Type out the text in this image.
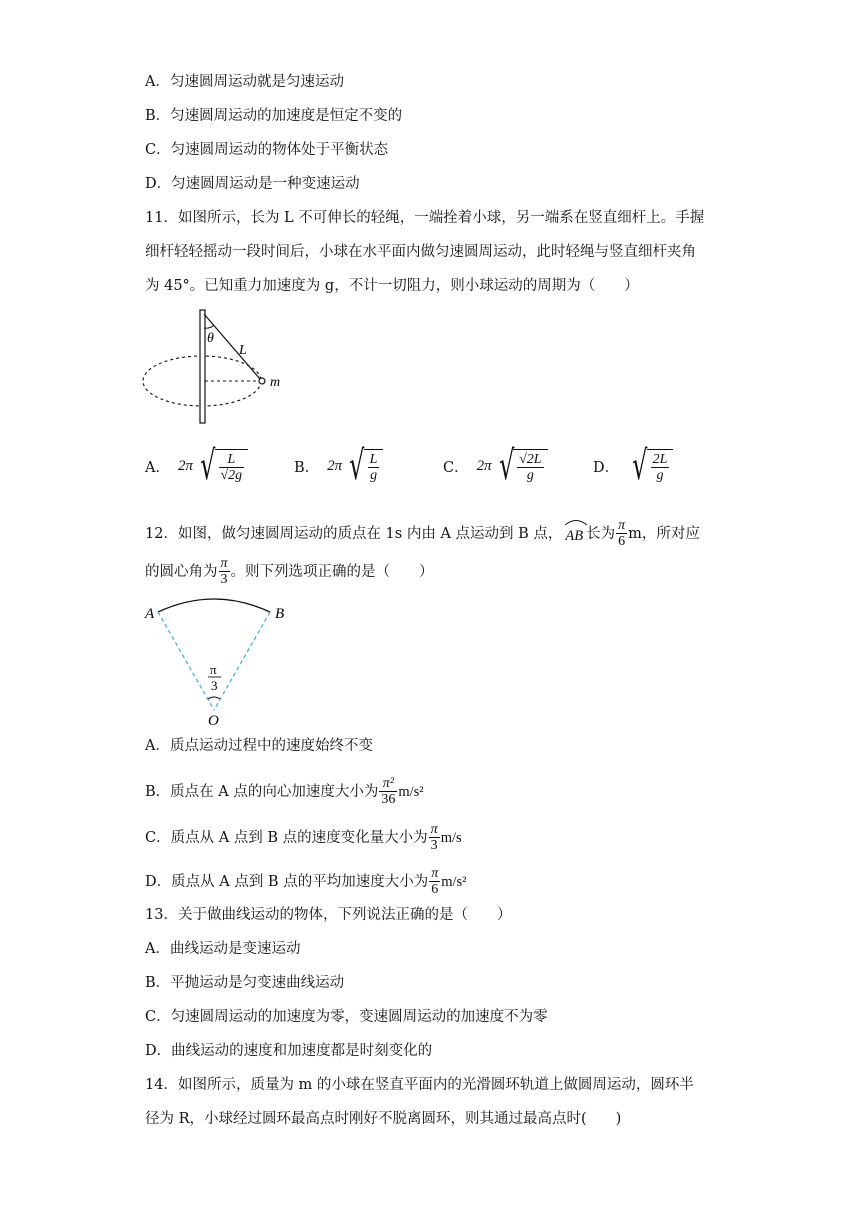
A．匀速圆周运动就是匀速运动
B．匀速圆周运动的加速度是恒定不变的
C．匀速圆周运动的物体处于平衡状态
D．匀速圆周运动是一种变速运动
11．如图所示，长为 L 不可伸长的轻绳，一端拴着小球，另一端系在竖直细杆上。手握
细杆轻轻摇动一段时间后，小球在水平面内做匀速圆周运动，此时轻绳与竖直细杆夹角
为 45°。已知重力加速度为 g，不计一切阻力，则小球运动的周期为（　　）
θ
L
m
A． 2π √ $\frac{L}{√2g}$	B． 2π √ $\frac{L}{g}$	C． 2π √ $\frac{√2L}{g}$	D． √ $\frac{2L}{g}$
12．如图，做匀速圆周运动的质点在 1s 内由 A 点运动到 B 点， AB 长为 $\frac{\pi}{6}$ m，所对应
的圆心角为 $\frac{\pi}{3}$ 。则下列选项正确的是（　　）
A	B
O
π
3
A．质点运动过程中的速度始终不变
B．质点在 A 点的向心加速度大小为 $\frac{\text{π²}}{36} m/s^2$
C．质点从 A 点到 B 点的速度变化量大小为 $\frac{\pi}{3} m/s$
D．质点从 A 点到 B 点的平均加速度大小为 $\frac{\pi}{6} m/s^2$
13．关于做曲线运动的物体，下列说法正确的是（　　）
A．曲线运动是变速运动
B．平抛运动是匀变速曲线运动
C．匀速圆周运动的加速度为零，变速圆周运动的加速度不为零
D．曲线运动的速度和加速度都是时刻变化的
14．如图所示，质量为 m 的小球在竖直平面内的光滑圆环轨道上做圆周运动，圆环半
径为 R，小球经过圆环最高点时刚好不脱离圆环，则其通过最高点时(　　)
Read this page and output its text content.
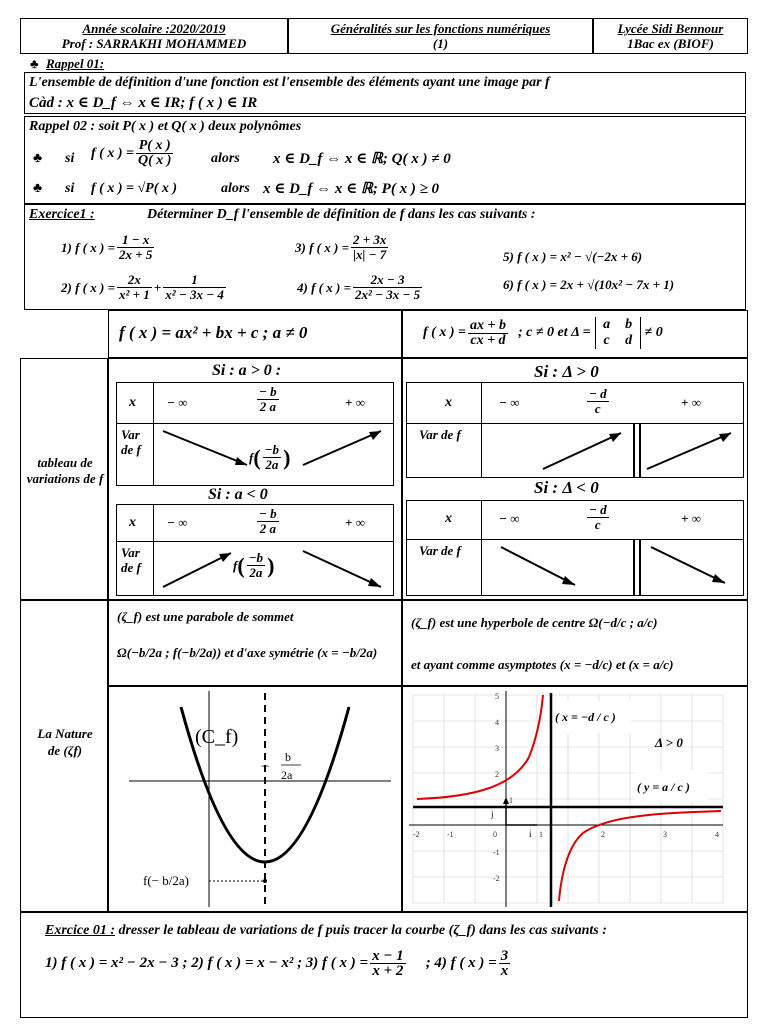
Année scolaire :2020/2019
Prof : SARRAKHI MOHAMMED
Généralités sur les fonctions numériques
(1)
Lycée Sidi Bennour
1Bac ex (BIOF)
♣ Rappel 01:
L'ensemble de définition d'une fonction est l'ensemble des éléments ayant une image par f
Càd : x ∈ D_f ⇔ x ∈ IR; f ( x ) ∈ IR
Rappel 02 : soit P( x ) et Q( x ) deux polynômes
♣ si f ( x ) = $\frac{P( x )}{Q( x )}$	alors x ∈ D_f ⇔ x ∈ ℝ; Q( x ) ≠ 0
♣ si f ( x ) = √P( x )	alors x ∈ D_f ⇔ x ∈ ℝ; P( x ) ≥ 0
Exercice1 :	Déterminer D_f l'ensemble de définition de f dans les cas suivants :
1) f ( x ) = $\frac{1 - x}{2x + 5}$	3) f ( x ) = $\frac{2 + 3x}{|x| - 7}$	5) f ( x ) = x² − √(−2x + 6)
2) f ( x ) = $\frac{2x}{\text{x² + 1}} + \frac{1}{\text{x² − 3x − 4}}$	4) f ( x ) = $\frac{2x - 3}{\text{2x² − 3x − 5}}$	6) f ( x ) = 2x + √(10x² − 7x + 1)
f ( x ) = ax² + bx + c ; a ≠ 0	f ( x ) = $\frac{ax + b}{cx + d}$ ; c ≠ 0 et Δ =
a	b
c	d
≠ 0
tableau de variations de f
Si : a > 0 :
x − ∞	$\frac{- b}{2 a}$	+ ∞
Var de f	f ( $\frac{-b}{2a}$ )
Si : a < 0
x − ∞	$\frac{- b}{2 a}$	+ ∞
Var de f	f ( $\frac{-b}{2a}$ )
Si : Δ > 0
x	− ∞	$\frac{- d}{c}$	+ ∞
Var de f
Si : Δ < 0
x	− ∞	$\frac{- d}{c}$	+ ∞
Var de f
La Nature de (ζf)
(ζ_f) est une parabole de sommet
Ω(−b/2a ; f(−b/2a)) et d'axe symétrie (x = −b/2a)
(ζ_f) est une hyperbole de centre Ω(−d/c ; a/c)
et ayant comme asymptotes (x = −d/c) et (x = a/c)
(C_f)
−
b
2a
f(− b/2a)
j
i
-2	-1	0	1	2	3	4
5
4
3
2
1
-1
-2
( x = −d / c )
Δ > 0
( y = a / c )
Exrcice 01 : dresser le tableau de variations de f puis tracer la courbe (ζ_f) dans les cas suivants :
1) f ( x ) = x² − 2x − 3 ; 2) f ( x ) = x − x² ; 3) f ( x ) = $\frac{x - 1}{x + 2}$ ; 4) f ( x ) = $\frac{3}{x}$
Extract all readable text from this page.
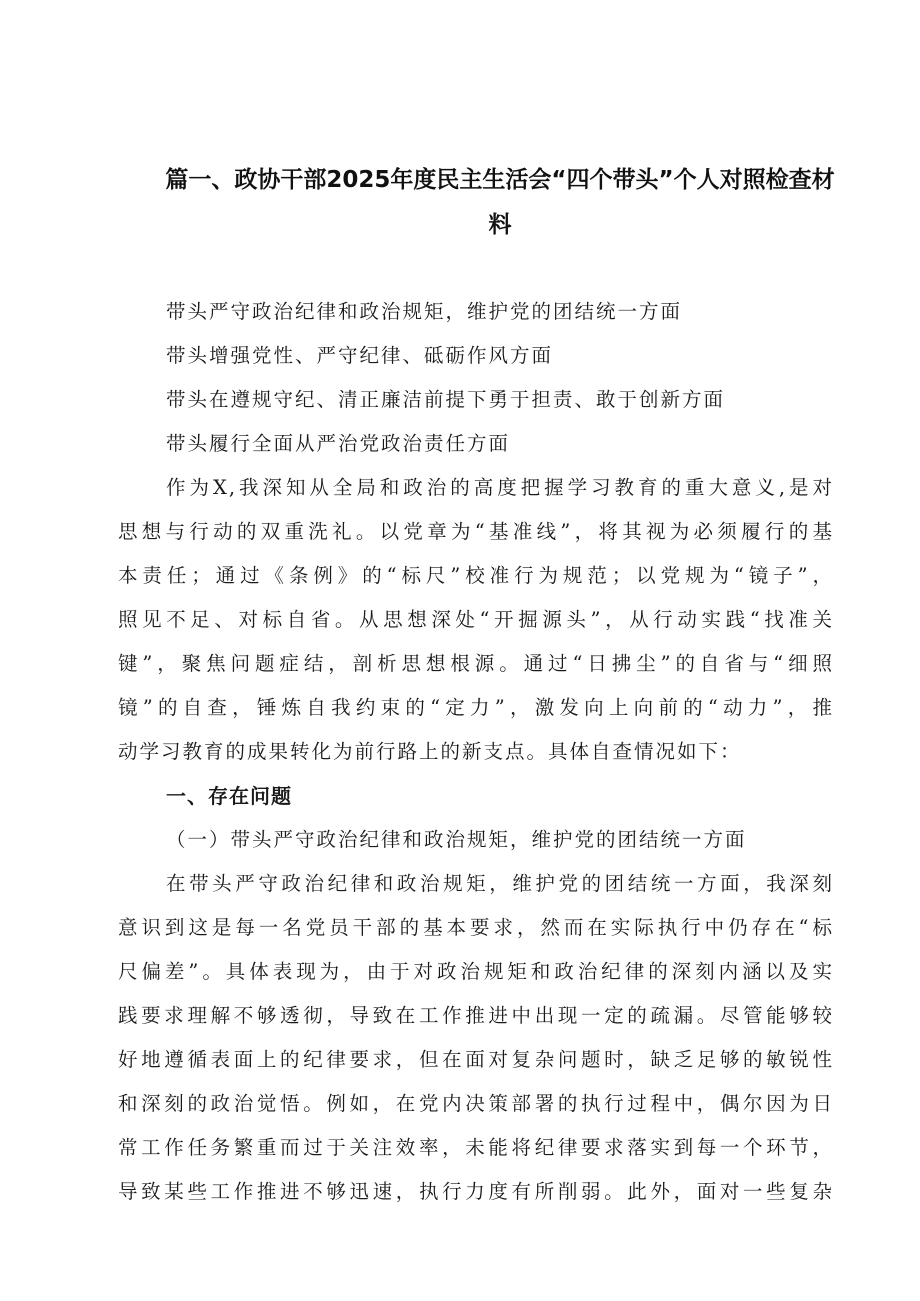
篇一、政协干部2025年度民主生活会“四个带头”个人对照检查材
料
带头严守政治纪律和政治规矩，维护党的团结统一方面
带头增强党性、严守纪律、砥砺作风方面
带头在遵规守纪、清正廉洁前提下勇于担责、敢于创新方面
带头履行全面从严治党政治责任方面
作为X,我深知从全局和政治的高度把握学习教育的重大意义,是对
思想与行动的双重洗礼。以党章为“基准线”，将其视为必须履行的基
本责任；通过《条例》的“标尺”校准行为规范；以党规为“镜子”，
照见不足、对标自省。从思想深处“开掘源头”，从行动实践“找准关
键”，聚焦问题症结，剖析思想根源。通过“日拂尘”的自省与“细照
镜”的自查，锤炼自我约束的“定力”，激发向上向前的“动力”，推
动学习教育的成果转化为前行路上的新支点。具体自查情况如下：
一、存在问题
（一）带头严守政治纪律和政治规矩，维护党的团结统一方面
在带头严守政治纪律和政治规矩，维护党的团结统一方面，我深刻
意识到这是每一名党员干部的基本要求，然而在实际执行中仍存在“标
尺偏差”。具体表现为，由于对政治规矩和政治纪律的深刻内涵以及实
践要求理解不够透彻，导致在工作推进中出现一定的疏漏。尽管能够较
好地遵循表面上的纪律要求，但在面对复杂问题时，缺乏足够的敏锐性
和深刻的政治觉悟。例如，在党内决策部署的执行过程中，偶尔因为日
常工作任务繁重而过于关注效率，未能将纪律要求落实到每一个环节，
导致某些工作推进不够迅速，执行力度有所削弱。此外，面对一些复杂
====
### REQUIREMENTS
Check each line of the data above for the string "définition" and report only how many lines have it.

### REPLY
2